(Records to use)

---*---

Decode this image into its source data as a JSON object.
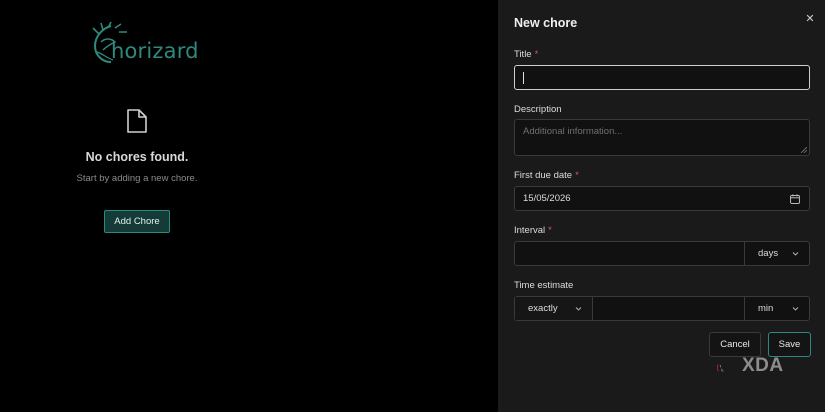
{
  "app": {
    "logo_text": "horizard",
    "empty_title": "No chores found.",
    "empty_subtitle": "Start by adding a new chore.",
    "add_button_label": "Add Chore",
    "empty_icon": "file-icon",
    "accent_color": "#2b8a80"
  },
  "drawer": {
    "title": "New chore",
    "close_icon": "close-icon",
    "close_label": "✕",
    "required_mark": "*",
    "title_field": {
      "label": "Title",
      "value": "",
      "placeholder": ""
    },
    "description_field": {
      "label": "Description",
      "value": "",
      "placeholder": "Additional information..."
    },
    "due_date_field": {
      "label": "First due date",
      "value": "15/05/2026",
      "icon": "calendar-icon"
    },
    "interval_field": {
      "label": "Interval",
      "value": "",
      "unit": "days",
      "unit_icon": "chevron-down-icon"
    },
    "time_estimate_field": {
      "label": "Time estimate",
      "mode": "exactly",
      "value": "",
      "unit": "min"
    },
    "cancel_label": "Cancel",
    "save_label": "Save"
  },
  "watermark": {
    "text": "XDA"
  }
}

---*---

Copy every line of the records above that contains "placeholder".

      "placeholder": ""
      "placeholder": "Additional information..."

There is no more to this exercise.